Problem to solve - Reproduce the listing below exactly. Pictures do not belong in the copy.

Excerpted records -
··········
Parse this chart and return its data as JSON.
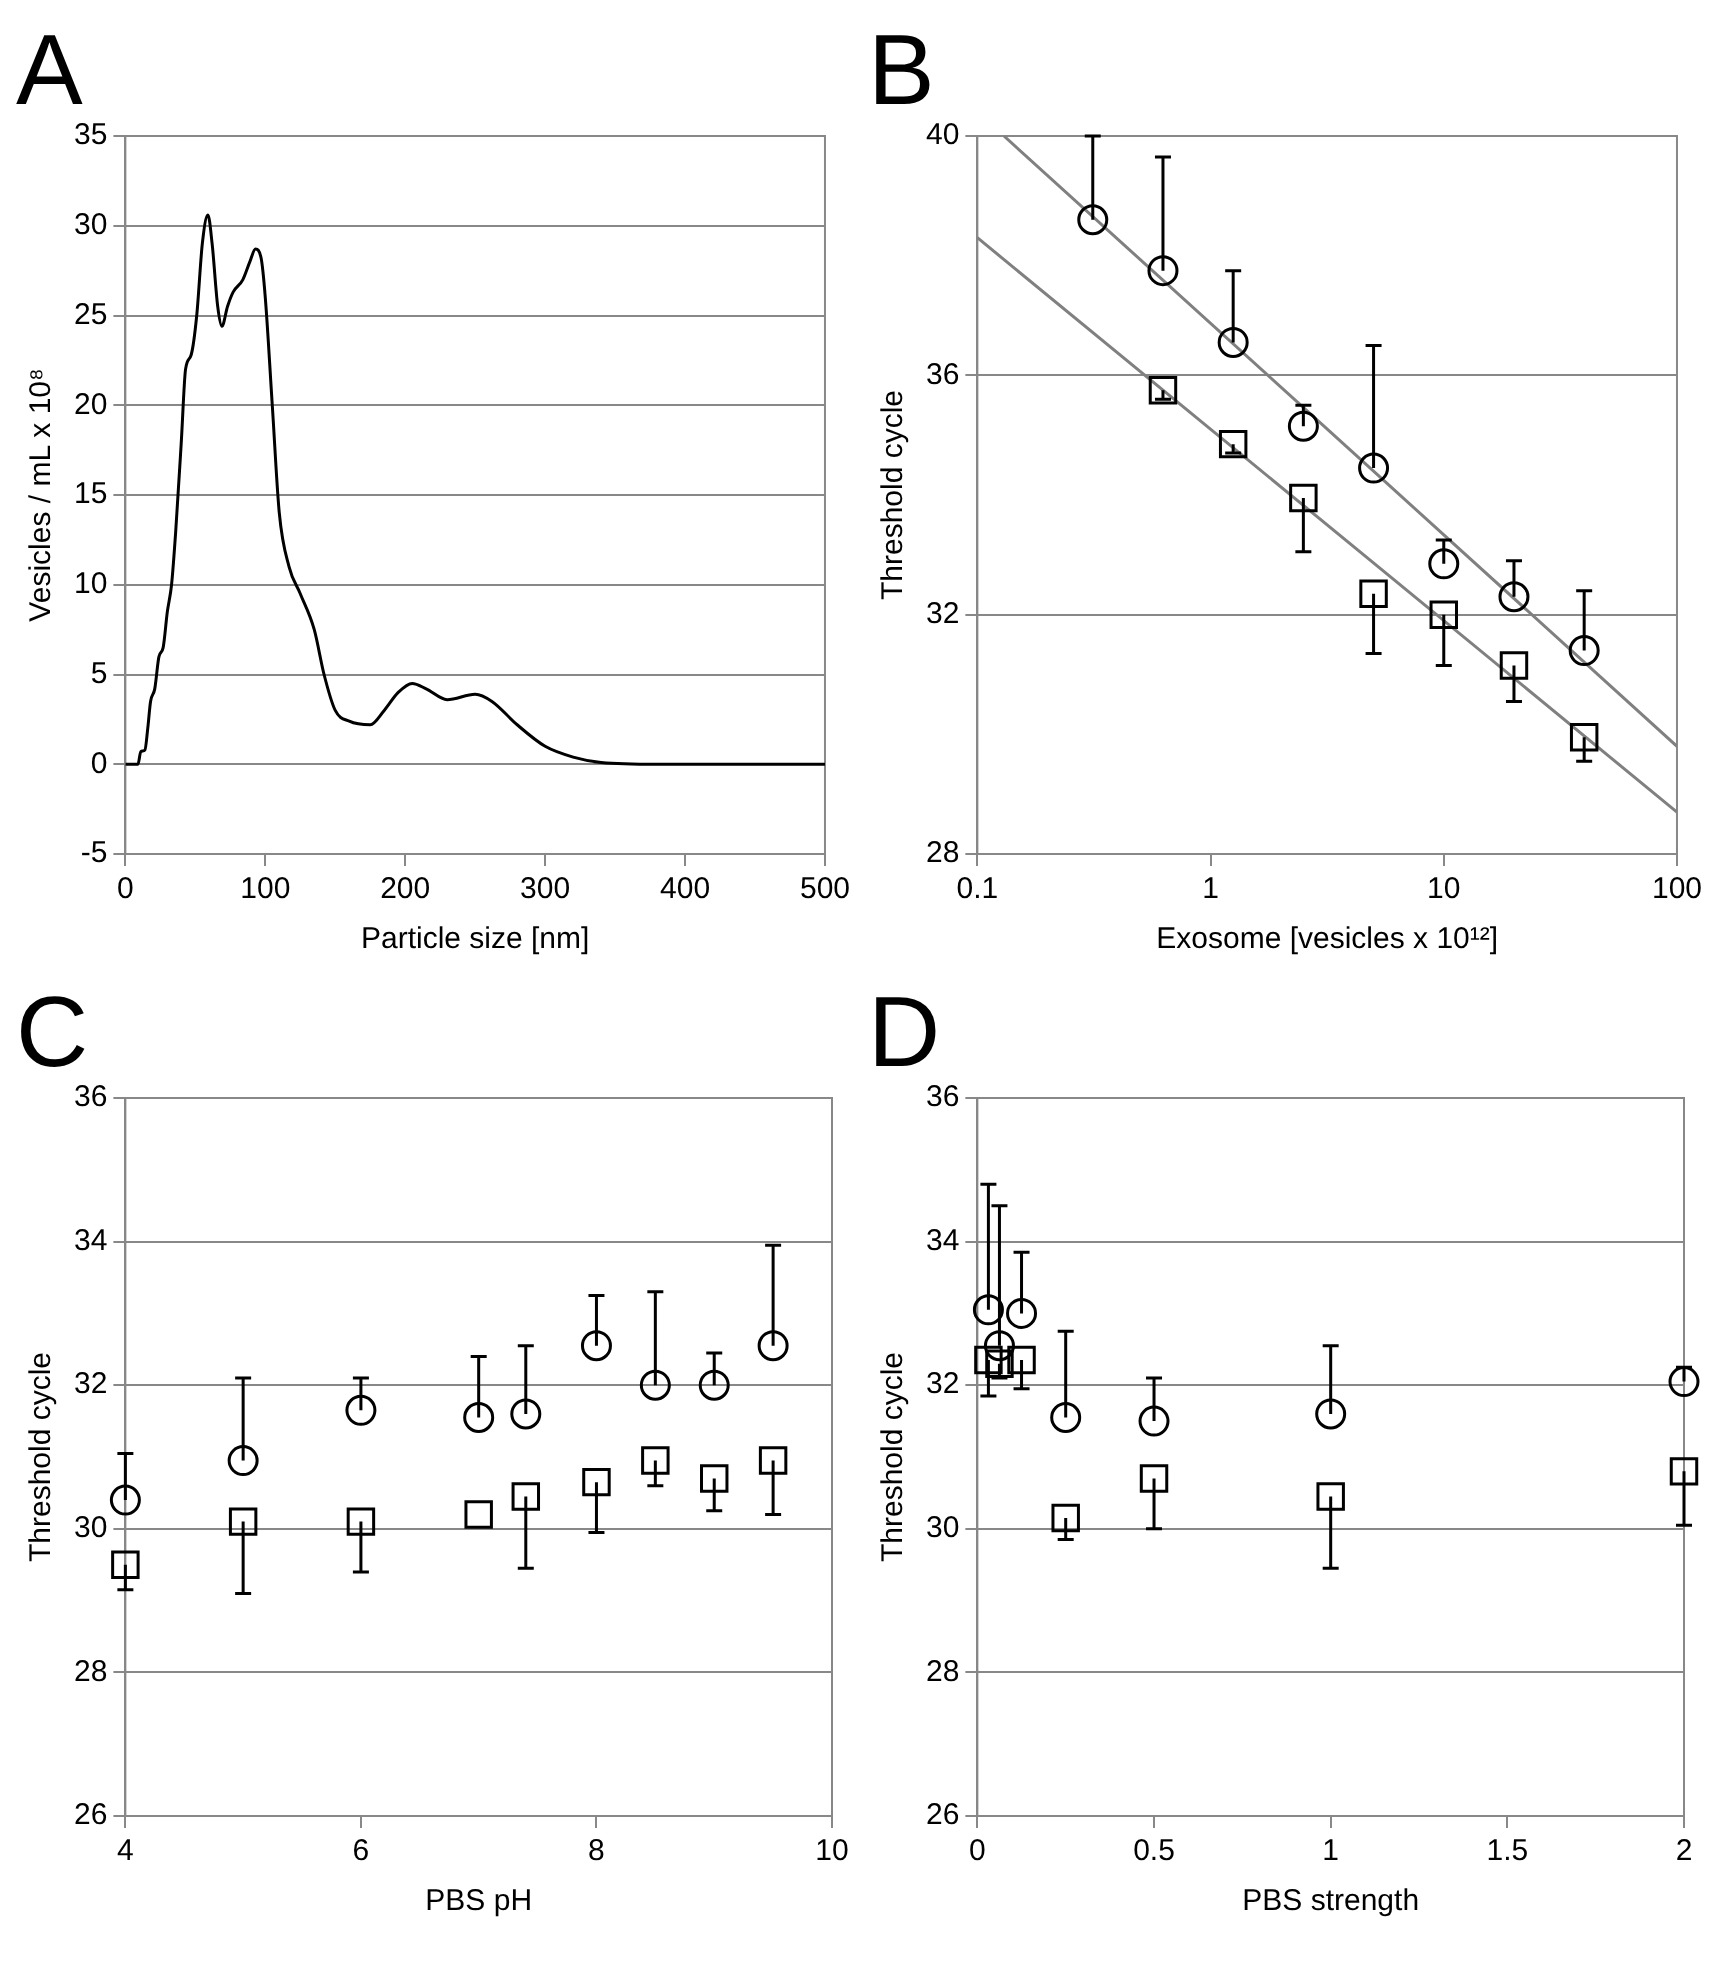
{
  "chart_data": [
    {
      "type": "line",
      "title": "A",
      "xlabel": "Particle size [nm]",
      "ylabel": "Vesicles / mL x 10⁸",
      "xlim": [
        0,
        500
      ],
      "xticks": [
        0,
        100,
        200,
        300,
        400,
        500
      ],
      "ylim": [
        -5,
        35
      ],
      "yticks": [
        -5,
        0,
        5,
        10,
        15,
        20,
        25,
        30,
        35
      ],
      "grid": "y",
      "marker": "none",
      "series": [
        {
          "color": "#000000",
          "x": [
            0,
            9,
            11,
            14,
            16,
            18,
            21,
            24,
            27,
            30,
            33,
            36,
            40,
            43,
            47,
            51,
            55,
            59,
            62,
            66,
            69,
            73,
            77,
            84,
            89,
            93,
            97,
            100,
            105,
            110,
            117,
            125,
            135,
            142,
            150,
            160,
            175,
            185,
            195,
            205,
            215,
            230,
            250,
            262,
            280,
            300,
            320,
            340,
            380,
            500
          ],
          "values": [
            0,
            0,
            0.7,
            0.8,
            2,
            3.5,
            4.2,
            6,
            6.5,
            8.5,
            10,
            13,
            18,
            22,
            22.8,
            25,
            29,
            30.6,
            29,
            25.5,
            24.4,
            25.5,
            26.3,
            27,
            28,
            28.7,
            28.2,
            26,
            20,
            14,
            11,
            9.5,
            7.5,
            5,
            3,
            2.4,
            2.2,
            3,
            4,
            4.5,
            4.2,
            3.6,
            3.9,
            3.5,
            2.2,
            1,
            0.4,
            0.1,
            0,
            0
          ]
        }
      ]
    },
    {
      "type": "scatter",
      "title": "B",
      "xlabel": "Exosome [vesicles x 10¹²]",
      "ylabel": "Threshold cycle",
      "log": "x",
      "xlim": [
        0.1,
        100
      ],
      "xticks": [
        0.1,
        1,
        10,
        100
      ],
      "ylim": [
        28,
        40
      ],
      "yticks": [
        28,
        32,
        36,
        40
      ],
      "grid": "y",
      "series": [
        {
          "color": "#000000",
          "marker": "circle",
          "x": [
            0.3125,
            0.625,
            1.25,
            2.5,
            5,
            10,
            20,
            40
          ],
          "values": [
            38.6,
            37.75,
            36.55,
            35.15,
            34.45,
            32.85,
            32.3,
            31.4
          ],
          "errors": [
            [
              38.6,
              40
            ],
            [
              37.75,
              39.65
            ],
            [
              36.55,
              37.75
            ],
            [
              35.15,
              35.5
            ],
            [
              34.45,
              36.5
            ],
            [
              32.85,
              33.25
            ],
            [
              32.3,
              32.9
            ],
            [
              31.4,
              32.4
            ]
          ]
        },
        {
          "color": "#000000",
          "marker": "square",
          "x": [
            0.625,
            1.25,
            2.5,
            5,
            10,
            20,
            40
          ],
          "values": [
            35.75,
            34.85,
            33.95,
            32.35,
            32,
            31.15,
            29.95
          ],
          "errors": [
            [
              35.6,
              35.75
            ],
            [
              34.7,
              34.85
            ],
            [
              33.05,
              33.95
            ],
            [
              31.35,
              32.35
            ],
            [
              31.15,
              32
            ],
            [
              30.55,
              31.15
            ],
            [
              29.55,
              29.95
            ]
          ]
        },
        {
          "type": "line",
          "color": "#808080",
          "marker": "none",
          "x": [
            0.13,
            100
          ],
          "values": [
            40,
            29.8
          ]
        },
        {
          "type": "line",
          "color": "#808080",
          "marker": "none",
          "x": [
            0.1,
            100
          ],
          "values": [
            38.3,
            28.7
          ]
        }
      ]
    },
    {
      "type": "scatter",
      "title": "C",
      "xlabel": "PBS pH",
      "ylabel": "Threshold cycle",
      "xlim": [
        4,
        10
      ],
      "xticks": [
        4,
        6,
        8,
        10
      ],
      "ylim": [
        26,
        36
      ],
      "yticks": [
        26,
        28,
        30,
        32,
        34,
        36
      ],
      "grid": "y",
      "series": [
        {
          "color": "#000000",
          "marker": "circle",
          "x": [
            4,
            5,
            6,
            7,
            7.4,
            8,
            8.5,
            9,
            9.5
          ],
          "values": [
            30.4,
            30.95,
            31.65,
            31.55,
            31.6,
            32.55,
            32,
            32,
            32.55
          ],
          "errors": [
            [
              30.4,
              31.05
            ],
            [
              30.95,
              32.1
            ],
            [
              31.65,
              32.1
            ],
            [
              31.55,
              32.4
            ],
            [
              31.6,
              32.55
            ],
            [
              32.55,
              33.25
            ],
            [
              32,
              33.3
            ],
            [
              32,
              32.45
            ],
            [
              32.55,
              33.95
            ]
          ]
        },
        {
          "color": "#000000",
          "marker": "square",
          "x": [
            4,
            5,
            6,
            7,
            7.4,
            8,
            8.5,
            9,
            9.5
          ],
          "values": [
            29.5,
            30.1,
            30.1,
            30.2,
            30.45,
            30.65,
            30.95,
            30.7,
            30.95
          ],
          "errors": [
            [
              29.15,
              29.5
            ],
            [
              29.1,
              30.1
            ],
            [
              29.4,
              30.1
            ],
            null,
            [
              29.45,
              30.45
            ],
            [
              29.95,
              30.65
            ],
            [
              30.6,
              30.95
            ],
            [
              30.25,
              30.7
            ],
            [
              30.2,
              30.95
            ]
          ]
        }
      ]
    },
    {
      "type": "scatter",
      "title": "D",
      "xlabel": "PBS strength",
      "ylabel": "Threshold cycle",
      "xlim": [
        0,
        2
      ],
      "xticks": [
        0,
        0.5,
        1,
        1.5,
        2
      ],
      "ylim": [
        26,
        36
      ],
      "yticks": [
        26,
        28,
        30,
        32,
        34,
        36
      ],
      "grid": "y",
      "series": [
        {
          "color": "#000000",
          "marker": "circle",
          "x": [
            0.03125,
            0.0625,
            0.125,
            0.25,
            0.5,
            1,
            2
          ],
          "values": [
            33.05,
            32.55,
            33,
            31.55,
            31.5,
            31.6,
            32.05
          ],
          "errors": [
            [
              33.05,
              34.8
            ],
            [
              32.55,
              34.5
            ],
            [
              33,
              33.85
            ],
            [
              31.55,
              32.75
            ],
            [
              31.5,
              32.1
            ],
            [
              31.6,
              32.55
            ],
            [
              32.05,
              32.25
            ]
          ]
        },
        {
          "color": "#000000",
          "marker": "square",
          "x": [
            0.03125,
            0.0625,
            0.125,
            0.25,
            0.5,
            1,
            2
          ],
          "values": [
            32.35,
            32.3,
            32.35,
            30.15,
            30.7,
            30.45,
            30.8
          ],
          "errors": [
            [
              31.85,
              32.35
            ],
            [
              32.1,
              32.3
            ],
            [
              31.95,
              32.35
            ],
            [
              29.85,
              30.15
            ],
            [
              30,
              30.7
            ],
            [
              29.45,
              30.45
            ],
            [
              30.05,
              30.8
            ]
          ]
        }
      ]
    }
  ]
}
··········
The reply -
Parse this chart and return its data as JSON.
{
  "chart_data": [
    {
      "type": "line",
      "title": "A",
      "xlabel": "Particle size [nm]",
      "ylabel": "Vesicles / mL x 10⁸",
      "xlim": [
        0,
        500
      ],
      "xticks": [
        0,
        100,
        200,
        300,
        400,
        500
      ],
      "ylim": [
        -5,
        35
      ],
      "yticks": [
        -5,
        0,
        5,
        10,
        15,
        20,
        25,
        30,
        35
      ],
      "grid": "y",
      "marker": "none",
      "series": [
        {
          "color": "#000000",
          "x": [
            0,
            9,
            11,
            14,
            16,
            18,
            21,
            24,
            27,
            30,
            33,
            36,
            40,
            43,
            47,
            51,
            55,
            59,
            62,
            66,
            69,
            73,
            77,
            84,
            89,
            93,
            97,
            100,
            105,
            110,
            117,
            125,
            135,
            142,
            150,
            160,
            175,
            185,
            195,
            205,
            215,
            230,
            250,
            262,
            280,
            300,
            320,
            340,
            380,
            500
          ],
          "values": [
            0,
            0,
            0.7,
            0.8,
            2,
            3.5,
            4.2,
            6,
            6.5,
            8.5,
            10,
            13,
            18,
            22,
            22.8,
            25,
            29,
            30.6,
            29,
            25.5,
            24.4,
            25.5,
            26.3,
            27,
            28,
            28.7,
            28.2,
            26,
            20,
            14,
            11,
            9.5,
            7.5,
            5,
            3,
            2.4,
            2.2,
            3,
            4,
            4.5,
            4.2,
            3.6,
            3.9,
            3.5,
            2.2,
            1,
            0.4,
            0.1,
            0,
            0
          ]
        }
      ]
    },
    {
      "type": "scatter",
      "title": "B",
      "xlabel": "Exosome [vesicles x 10¹²]",
      "ylabel": "Threshold cycle",
      "log": "x",
      "xlim": [
        0.1,
        100
      ],
      "xticks": [
        0.1,
        1,
        10,
        100
      ],
      "ylim": [
        28,
        40
      ],
      "yticks": [
        28,
        32,
        36,
        40
      ],
      "grid": "y",
      "series": [
        {
          "color": "#000000",
          "marker": "circle",
          "x": [
            0.3125,
            0.625,
            1.25,
            2.5,
            5,
            10,
            20,
            40
          ],
          "values": [
            38.6,
            37.75,
            36.55,
            35.15,
            34.45,
            32.85,
            32.3,
            31.4
          ],
          "errors": [
            [
              38.6,
              40
            ],
            [
              37.75,
              39.65
            ],
            [
              36.55,
              37.75
            ],
            [
              35.15,
              35.5
            ],
            [
              34.45,
              36.5
            ],
            [
              32.85,
              33.25
            ],
            [
              32.3,
              32.9
            ],
            [
              31.4,
              32.4
            ]
          ]
        },
        {
          "color": "#000000",
          "marker": "square",
          "x": [
            0.625,
            1.25,
            2.5,
            5,
            10,
            20,
            40
          ],
          "values": [
            35.75,
            34.85,
            33.95,
            32.35,
            32,
            31.15,
            29.95
          ],
          "errors": [
            [
              35.6,
              35.75
            ],
            [
              34.7,
              34.85
            ],
            [
              33.05,
              33.95
            ],
            [
              31.35,
              32.35
            ],
            [
              31.15,
              32
            ],
            [
              30.55,
              31.15
            ],
            [
              29.55,
              29.95
            ]
          ]
        },
        {
          "type": "line",
          "color": "#808080",
          "marker": "none",
          "x": [
            0.13,
            100
          ],
          "values": [
            40,
            29.8
          ]
        },
        {
          "type": "line",
          "color": "#808080",
          "marker": "none",
          "x": [
            0.1,
            100
          ],
          "values": [
            38.3,
            28.7
          ]
        }
      ]
    },
    {
      "type": "scatter",
      "title": "C",
      "xlabel": "PBS pH",
      "ylabel": "Threshold cycle",
      "xlim": [
        4,
        10
      ],
      "xticks": [
        4,
        6,
        8,
        10
      ],
      "ylim": [
        26,
        36
      ],
      "yticks": [
        26,
        28,
        30,
        32,
        34,
        36
      ],
      "grid": "y",
      "series": [
        {
          "color": "#000000",
          "marker": "circle",
          "x": [
            4,
            5,
            6,
            7,
            7.4,
            8,
            8.5,
            9,
            9.5
          ],
          "values": [
            30.4,
            30.95,
            31.65,
            31.55,
            31.6,
            32.55,
            32,
            32,
            32.55
          ],
          "errors": [
            [
              30.4,
              31.05
            ],
            [
              30.95,
              32.1
            ],
            [
              31.65,
              32.1
            ],
            [
              31.55,
              32.4
            ],
            [
              31.6,
              32.55
            ],
            [
              32.55,
              33.25
            ],
            [
              32,
              33.3
            ],
            [
              32,
              32.45
            ],
            [
              32.55,
              33.95
            ]
          ]
        },
        {
          "color": "#000000",
          "marker": "square",
          "x": [
            4,
            5,
            6,
            7,
            7.4,
            8,
            8.5,
            9,
            9.5
          ],
          "values": [
            29.5,
            30.1,
            30.1,
            30.2,
            30.45,
            30.65,
            30.95,
            30.7,
            30.95
          ],
          "errors": [
            [
              29.15,
              29.5
            ],
            [
              29.1,
              30.1
            ],
            [
              29.4,
              30.1
            ],
            null,
            [
              29.45,
              30.45
            ],
            [
              29.95,
              30.65
            ],
            [
              30.6,
              30.95
            ],
            [
              30.25,
              30.7
            ],
            [
              30.2,
              30.95
            ]
          ]
        }
      ]
    },
    {
      "type": "scatter",
      "title": "D",
      "xlabel": "PBS strength",
      "ylabel": "Threshold cycle",
      "xlim": [
        0,
        2
      ],
      "xticks": [
        0,
        0.5,
        1,
        1.5,
        2
      ],
      "ylim": [
        26,
        36
      ],
      "yticks": [
        26,
        28,
        30,
        32,
        34,
        36
      ],
      "grid": "y",
      "series": [
        {
          "color": "#000000",
          "marker": "circle",
          "x": [
            0.03125,
            0.0625,
            0.125,
            0.25,
            0.5,
            1,
            2
          ],
          "values": [
            33.05,
            32.55,
            33,
            31.55,
            31.5,
            31.6,
            32.05
          ],
          "errors": [
            [
              33.05,
              34.8
            ],
            [
              32.55,
              34.5
            ],
            [
              33,
              33.85
            ],
            [
              31.55,
              32.75
            ],
            [
              31.5,
              32.1
            ],
            [
              31.6,
              32.55
            ],
            [
              32.05,
              32.25
            ]
          ]
        },
        {
          "color": "#000000",
          "marker": "square",
          "x": [
            0.03125,
            0.0625,
            0.125,
            0.25,
            0.5,
            1,
            2
          ],
          "values": [
            32.35,
            32.3,
            32.35,
            30.15,
            30.7,
            30.45,
            30.8
          ],
          "errors": [
            [
              31.85,
              32.35
            ],
            [
              32.1,
              32.3
            ],
            [
              31.95,
              32.35
            ],
            [
              29.85,
              30.15
            ],
            [
              30,
              30.7
            ],
            [
              29.45,
              30.45
            ],
            [
              30.05,
              30.8
            ]
          ]
        }
      ]
    }
  ]
}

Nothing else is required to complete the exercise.